▸ DATA LINES
○ ○ ○ ○ ○

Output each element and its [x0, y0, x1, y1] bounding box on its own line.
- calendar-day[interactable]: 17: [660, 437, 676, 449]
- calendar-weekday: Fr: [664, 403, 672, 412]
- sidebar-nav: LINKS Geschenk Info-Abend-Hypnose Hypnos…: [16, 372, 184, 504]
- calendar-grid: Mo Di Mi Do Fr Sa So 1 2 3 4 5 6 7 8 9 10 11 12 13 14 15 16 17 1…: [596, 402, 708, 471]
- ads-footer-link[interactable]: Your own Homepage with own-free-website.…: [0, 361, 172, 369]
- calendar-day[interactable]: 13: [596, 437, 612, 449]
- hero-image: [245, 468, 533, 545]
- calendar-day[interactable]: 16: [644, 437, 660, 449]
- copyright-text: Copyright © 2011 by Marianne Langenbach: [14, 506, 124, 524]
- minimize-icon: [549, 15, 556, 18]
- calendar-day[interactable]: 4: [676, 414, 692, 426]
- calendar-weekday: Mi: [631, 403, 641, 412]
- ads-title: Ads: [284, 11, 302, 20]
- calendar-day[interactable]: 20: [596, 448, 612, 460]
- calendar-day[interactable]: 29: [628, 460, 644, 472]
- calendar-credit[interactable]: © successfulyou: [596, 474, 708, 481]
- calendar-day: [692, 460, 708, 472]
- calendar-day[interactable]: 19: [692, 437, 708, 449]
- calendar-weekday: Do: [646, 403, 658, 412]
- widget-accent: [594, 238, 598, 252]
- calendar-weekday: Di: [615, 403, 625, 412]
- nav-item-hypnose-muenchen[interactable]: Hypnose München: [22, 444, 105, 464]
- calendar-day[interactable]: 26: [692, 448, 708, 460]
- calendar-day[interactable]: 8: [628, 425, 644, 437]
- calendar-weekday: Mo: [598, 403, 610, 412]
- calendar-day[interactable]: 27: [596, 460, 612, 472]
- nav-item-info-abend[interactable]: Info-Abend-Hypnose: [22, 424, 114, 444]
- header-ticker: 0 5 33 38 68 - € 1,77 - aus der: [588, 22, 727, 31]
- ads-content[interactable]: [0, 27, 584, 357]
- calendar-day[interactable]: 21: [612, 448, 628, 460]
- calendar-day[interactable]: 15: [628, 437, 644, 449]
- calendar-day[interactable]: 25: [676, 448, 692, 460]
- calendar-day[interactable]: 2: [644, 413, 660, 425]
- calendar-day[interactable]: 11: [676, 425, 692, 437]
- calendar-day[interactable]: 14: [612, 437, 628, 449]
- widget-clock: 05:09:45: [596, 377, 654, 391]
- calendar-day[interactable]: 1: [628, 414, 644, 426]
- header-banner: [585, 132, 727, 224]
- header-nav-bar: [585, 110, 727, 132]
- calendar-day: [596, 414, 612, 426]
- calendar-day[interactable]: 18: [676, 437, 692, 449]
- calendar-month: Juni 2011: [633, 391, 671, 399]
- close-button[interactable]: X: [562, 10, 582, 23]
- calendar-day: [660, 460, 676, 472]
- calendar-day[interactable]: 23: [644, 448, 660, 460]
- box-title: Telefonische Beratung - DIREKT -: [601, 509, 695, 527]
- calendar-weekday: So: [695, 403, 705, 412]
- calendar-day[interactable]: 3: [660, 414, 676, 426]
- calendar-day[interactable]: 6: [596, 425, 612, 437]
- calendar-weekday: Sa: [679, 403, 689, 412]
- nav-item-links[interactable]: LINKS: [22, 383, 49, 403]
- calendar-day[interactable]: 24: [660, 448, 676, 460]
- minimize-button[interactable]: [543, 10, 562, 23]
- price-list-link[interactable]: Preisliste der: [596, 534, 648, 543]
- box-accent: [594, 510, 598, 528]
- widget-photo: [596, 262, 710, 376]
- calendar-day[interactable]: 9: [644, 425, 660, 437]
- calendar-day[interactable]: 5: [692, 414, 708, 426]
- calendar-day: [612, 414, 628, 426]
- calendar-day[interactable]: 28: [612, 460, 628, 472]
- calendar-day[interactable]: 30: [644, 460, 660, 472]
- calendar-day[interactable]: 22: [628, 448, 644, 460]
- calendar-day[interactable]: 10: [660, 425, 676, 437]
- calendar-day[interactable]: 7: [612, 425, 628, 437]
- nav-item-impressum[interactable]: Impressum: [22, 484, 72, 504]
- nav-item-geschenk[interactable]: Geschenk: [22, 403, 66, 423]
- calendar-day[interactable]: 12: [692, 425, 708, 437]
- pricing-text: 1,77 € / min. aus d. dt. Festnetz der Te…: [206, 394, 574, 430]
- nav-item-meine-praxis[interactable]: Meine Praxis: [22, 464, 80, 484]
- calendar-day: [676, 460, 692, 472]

○ ○ ○ ○ ○

▸ DIRECTIONS FOR THIS TASK
Could you output every line of the data above again, character for character and with nothing changed?

▸ ANSWER TO THIS TASK
Output each element and its [x0, y0, x1, y1] bounding box on its own line.
- calendar-day[interactable]: 17: [660, 437, 676, 449]
- calendar-weekday: Fr: [664, 403, 672, 412]
- sidebar-nav: LINKS Geschenk Info-Abend-Hypnose Hypnos…: [16, 372, 184, 504]
- calendar-grid: Mo Di Mi Do Fr Sa So 1 2 3 4 5 6 7 8 9 10 11 12 13 14 15 16 17 1…: [596, 402, 708, 471]
- ads-footer-link[interactable]: Your own Homepage with own-free-website.…: [0, 361, 172, 369]
- calendar-day[interactable]: 13: [596, 437, 612, 449]
- hero-image: [245, 468, 533, 545]
- calendar-day[interactable]: 16: [644, 437, 660, 449]
- copyright-text: Copyright © 2011 by Marianne Langenbach: [14, 506, 124, 524]
- minimize-icon: [549, 15, 556, 18]
- calendar-day[interactable]: 4: [676, 414, 692, 426]
- calendar-weekday: Mi: [631, 403, 641, 412]
- ads-title: Ads: [284, 11, 302, 20]
- calendar-day[interactable]: 20: [596, 448, 612, 460]
- calendar-day[interactable]: 29: [628, 460, 644, 472]
- calendar-credit[interactable]: © successfulyou: [596, 474, 708, 481]
- calendar-day: [692, 460, 708, 472]
- calendar-day[interactable]: 19: [692, 437, 708, 449]
- calendar-weekday: Do: [646, 403, 658, 412]
- widget-accent: [594, 238, 598, 252]
- calendar-weekday: Di: [615, 403, 625, 412]
- nav-item-hypnose-muenchen[interactable]: Hypnose München: [22, 444, 105, 464]
- calendar-day[interactable]: 26: [692, 448, 708, 460]
- calendar-day[interactable]: 8: [628, 425, 644, 437]
- calendar-weekday: Mo: [598, 403, 610, 412]
- calendar-day[interactable]: 27: [596, 460, 612, 472]
- nav-item-info-abend[interactable]: Info-Abend-Hypnose: [22, 424, 114, 444]
- header-ticker: 0 5 33 38 68 - € 1,77 - aus der: [588, 22, 727, 31]
- ads-content[interactable]: [0, 27, 584, 357]
- calendar-day[interactable]: 21: [612, 448, 628, 460]
- calendar-day[interactable]: 15: [628, 437, 644, 449]
- calendar-day[interactable]: 25: [676, 448, 692, 460]
- calendar-day[interactable]: 2: [644, 413, 660, 425]
- calendar-day[interactable]: 11: [676, 425, 692, 437]
- calendar-day[interactable]: 14: [612, 437, 628, 449]
- widget-clock: 05:09:45: [596, 377, 654, 391]
- calendar-day[interactable]: 1: [628, 414, 644, 426]
- header-banner: [585, 132, 727, 224]
- header-nav-bar: [585, 110, 727, 132]
- calendar-day: [596, 414, 612, 426]
- calendar-day[interactable]: 18: [676, 437, 692, 449]
- calendar-month: Juni 2011: [633, 391, 671, 399]
- close-button[interactable]: X: [562, 10, 582, 23]
- calendar-day: [660, 460, 676, 472]
- calendar-day[interactable]: 23: [644, 448, 660, 460]
- box-title: Telefonische Beratung - DIREKT -: [601, 509, 695, 527]
- calendar-weekday: So: [695, 403, 705, 412]
- calendar-day[interactable]: 3: [660, 414, 676, 426]
- calendar-day[interactable]: 6: [596, 425, 612, 437]
- calendar-weekday: Sa: [679, 403, 689, 412]
- nav-item-links[interactable]: LINKS: [22, 383, 49, 403]
- calendar-day[interactable]: 24: [660, 448, 676, 460]
- minimize-button[interactable]: [543, 10, 562, 23]
- price-list-link[interactable]: Preisliste der: [596, 534, 648, 543]
- box-accent: [594, 510, 598, 528]
- widget-photo: [596, 262, 710, 376]
- calendar-day[interactable]: 9: [644, 425, 660, 437]
- calendar-day[interactable]: 5: [692, 414, 708, 426]
- calendar-day: [612, 414, 628, 426]
- calendar-day[interactable]: 28: [612, 460, 628, 472]
- calendar-day[interactable]: 30: [644, 460, 660, 472]
- calendar-day[interactable]: 22: [628, 448, 644, 460]
- calendar-day[interactable]: 10: [660, 425, 676, 437]
- calendar-day[interactable]: 7: [612, 425, 628, 437]
- nav-item-impressum[interactable]: Impressum: [22, 484, 72, 504]
- nav-item-geschenk[interactable]: Geschenk: [22, 403, 66, 423]
- calendar-day[interactable]: 12: [692, 425, 708, 437]
- pricing-text: 1,77 € / min. aus d. dt. Festnetz der Te…: [206, 394, 574, 430]
- nav-item-meine-praxis[interactable]: Meine Praxis: [22, 464, 80, 484]
- calendar-day: [676, 460, 692, 472]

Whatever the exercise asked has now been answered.